• **Task to complete**
Leave out the images; return the rest of the data exactly.

Dataset rows:
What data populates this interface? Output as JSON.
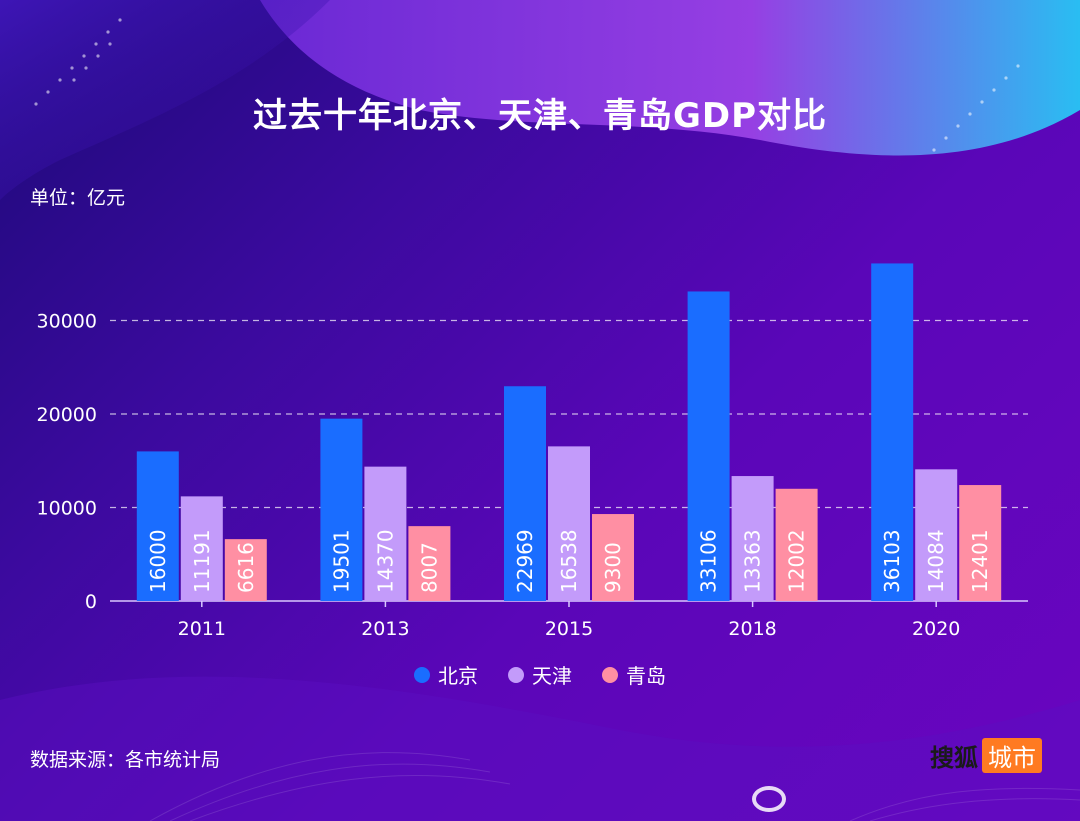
{
  "title": "过去十年北京、天津、青岛GDP对比",
  "unit_label": "单位：亿元",
  "source_label": "数据来源：各市统计局",
  "brand": {
    "name": "搜狐",
    "tag": "城市"
  },
  "colors": {
    "beijing": "#1a6dff",
    "tianjin": "#c39bfa",
    "qingdao": "#ff8fa3",
    "brand_tag": "#ff7a21"
  },
  "chart_data": {
    "type": "bar",
    "categories": [
      "2011",
      "2013",
      "2015",
      "2018",
      "2020"
    ],
    "series": [
      {
        "name": "北京",
        "values": [
          16000,
          19501,
          22969,
          33106,
          36103
        ],
        "color": "#1a6dff"
      },
      {
        "name": "天津",
        "values": [
          11191,
          14370,
          16538,
          13363,
          14084
        ],
        "color": "#c39bfa"
      },
      {
        "name": "青岛",
        "values": [
          6616,
          8007,
          9300,
          12002,
          12401
        ],
        "color": "#ff8fa3"
      }
    ],
    "yticks": [
      0,
      10000,
      20000,
      30000
    ],
    "ylim": [
      0,
      40000
    ],
    "grid": true,
    "legend_position": "bottom"
  }
}
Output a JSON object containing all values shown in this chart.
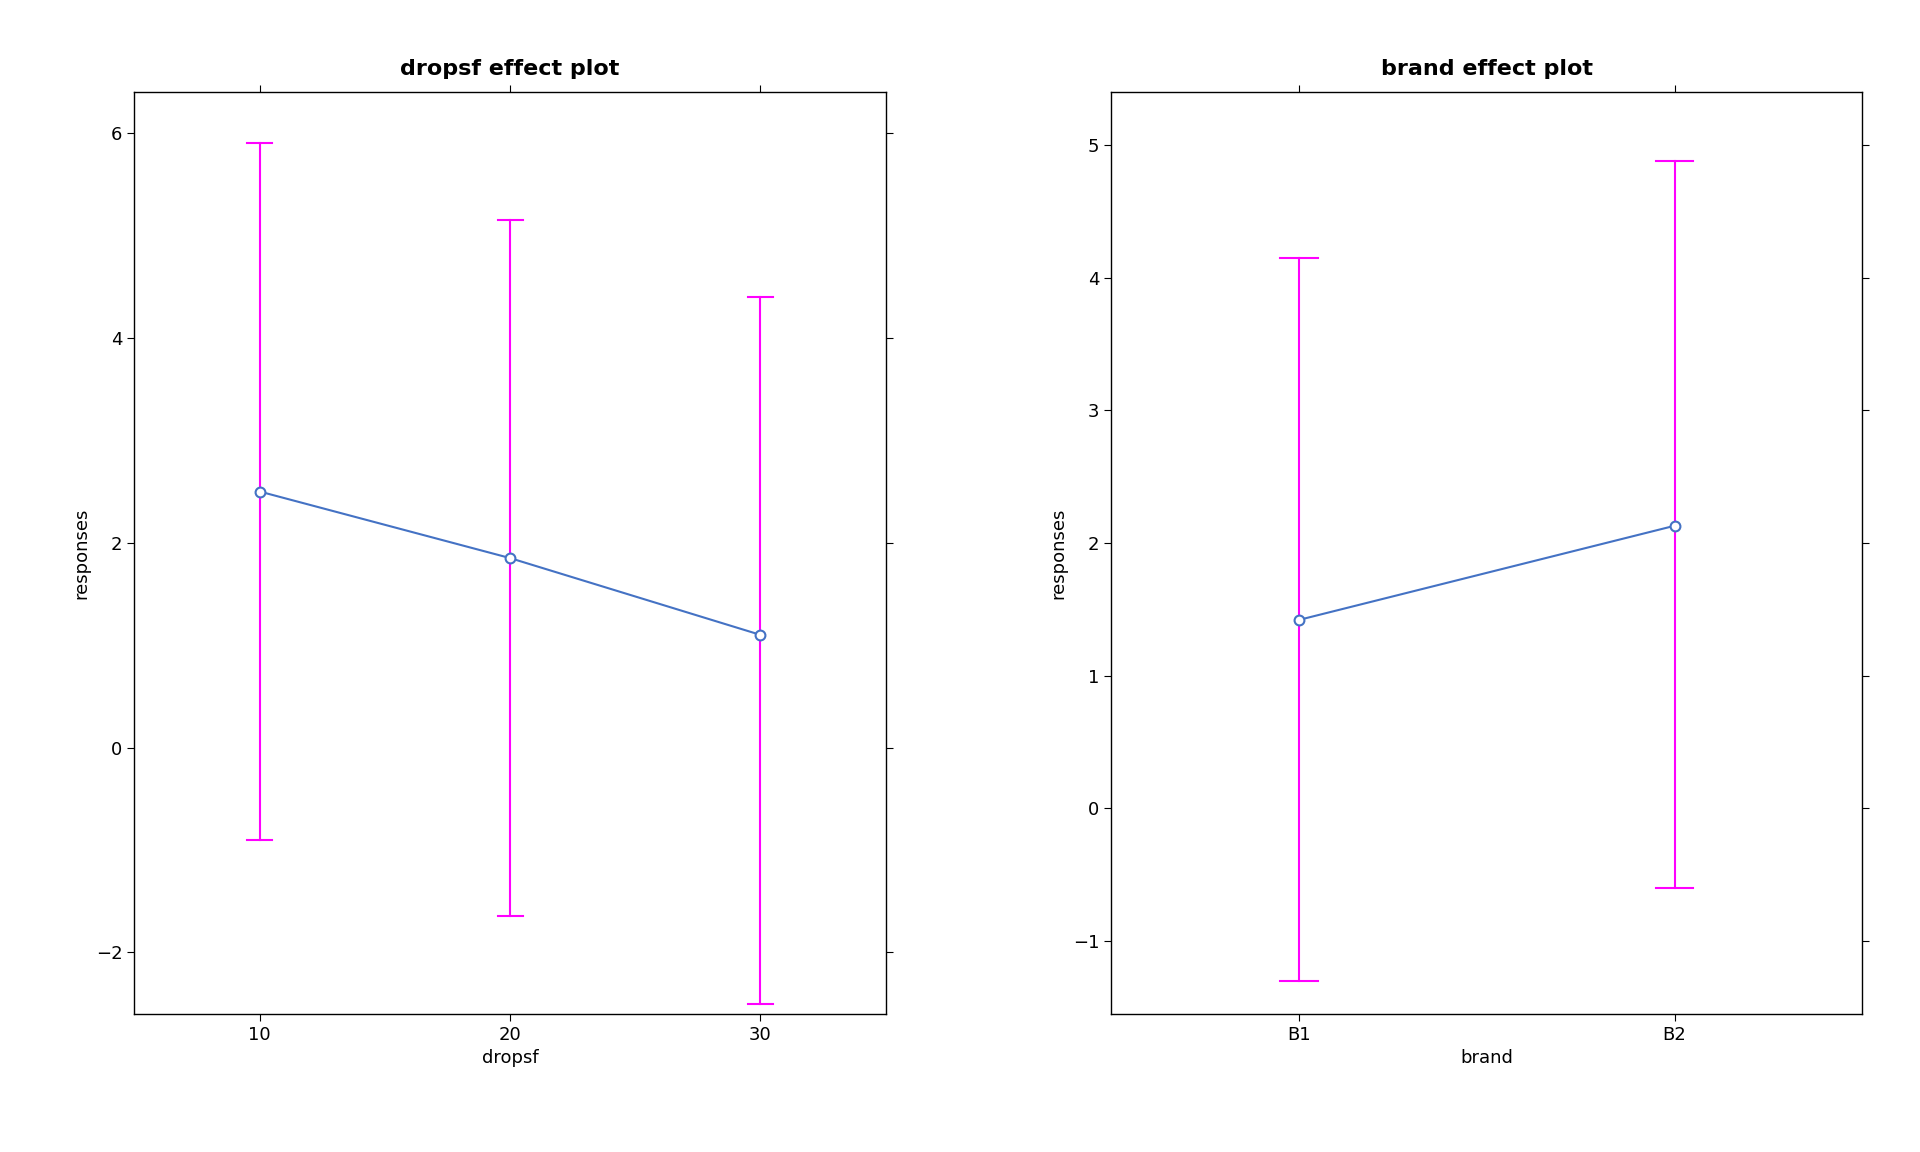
{
  "plot1": {
    "title": "dropsf effect plot",
    "xlabel": "dropsf",
    "ylabel": "responses",
    "x": [
      10,
      20,
      30
    ],
    "y": [
      2.5,
      1.85,
      1.1
    ],
    "ci_lower": [
      -0.9,
      -1.65,
      -2.5
    ],
    "ci_upper": [
      5.9,
      5.15,
      4.4
    ],
    "ylim": [
      -2.6,
      6.4
    ],
    "yticks": [
      -2,
      0,
      2,
      4,
      6
    ],
    "xticks": [
      10,
      20,
      30
    ]
  },
  "plot2": {
    "title": "brand effect plot",
    "xlabel": "brand",
    "ylabel": "responses",
    "x": [
      0,
      1
    ],
    "x_labels": [
      "B1",
      "B2"
    ],
    "y": [
      1.42,
      2.13
    ],
    "ci_lower": [
      -1.3,
      -0.6
    ],
    "ci_upper": [
      4.15,
      4.88
    ],
    "ylim": [
      -1.55,
      5.4
    ],
    "yticks": [
      -1,
      0,
      1,
      2,
      3,
      4,
      5
    ],
    "xticks": [
      0,
      1
    ]
  },
  "line_color": "#4472C4",
  "errorbar_color": "#FF00FF",
  "marker_facecolor": "white",
  "marker_edgecolor": "#4472C4",
  "marker_size": 50,
  "line_width": 1.5,
  "errorbar_linewidth": 1.5,
  "background_color": "#FFFFFF",
  "title_fontsize": 16,
  "label_fontsize": 13,
  "tick_fontsize": 13
}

• **Full response**
What data populates this interface? Output as JSON.
{
  "title": "过去十年北京、天津、青岛GDP对比",
  "unit_label": "单位：亿元",
  "source_label": "数据来源：各市统计局",
  "brand": {
    "name": "搜狐",
    "tag": "城市"
  },
  "colors": {
    "beijing": "#1a6dff",
    "tianjin": "#c39bfa",
    "qingdao": "#ff8fa3",
    "brand_tag": "#ff7a21"
  },
  "chart_data": {
    "type": "bar",
    "categories": [
      "2011",
      "2013",
      "2015",
      "2018",
      "2020"
    ],
    "series": [
      {
        "name": "北京",
        "values": [
          16000,
          19501,
          22969,
          33106,
          36103
        ],
        "color": "#1a6dff"
      },
      {
        "name": "天津",
        "values": [
          11191,
          14370,
          16538,
          13363,
          14084
        ],
        "color": "#c39bfa"
      },
      {
        "name": "青岛",
        "values": [
          6616,
          8007,
          9300,
          12002,
          12401
        ],
        "color": "#ff8fa3"
      }
    ],
    "yticks": [
      0,
      10000,
      20000,
      30000
    ],
    "ylim": [
      0,
      40000
    ],
    "grid": true,
    "legend_position": "bottom"
  }
}
Output a JSON object containing all values shown in this chart.
{
  "plot1": {
    "title": "dropsf effect plot",
    "xlabel": "dropsf",
    "ylabel": "responses",
    "x": [
      10,
      20,
      30
    ],
    "y": [
      2.5,
      1.85,
      1.1
    ],
    "ci_lower": [
      -0.9,
      -1.65,
      -2.5
    ],
    "ci_upper": [
      5.9,
      5.15,
      4.4
    ],
    "ylim": [
      -2.6,
      6.4
    ],
    "yticks": [
      -2,
      0,
      2,
      4,
      6
    ],
    "xticks": [
      10,
      20,
      30
    ]
  },
  "plot2": {
    "title": "brand effect plot",
    "xlabel": "brand",
    "ylabel": "responses",
    "x": [
      0,
      1
    ],
    "x_labels": [
      "B1",
      "B2"
    ],
    "y": [
      1.42,
      2.13
    ],
    "ci_lower": [
      -1.3,
      -0.6
    ],
    "ci_upper": [
      4.15,
      4.88
    ],
    "ylim": [
      -1.55,
      5.4
    ],
    "yticks": [
      -1,
      0,
      1,
      2,
      3,
      4,
      5
    ],
    "xticks": [
      0,
      1
    ]
  },
  "line_color": "#4472C4",
  "errorbar_color": "#FF00FF",
  "marker_facecolor": "white",
  "marker_edgecolor": "#4472C4",
  "marker_size": 50,
  "line_width": 1.5,
  "errorbar_linewidth": 1.5,
  "background_color": "#FFFFFF",
  "title_fontsize": 16,
  "label_fontsize": 13,
  "tick_fontsize": 13
}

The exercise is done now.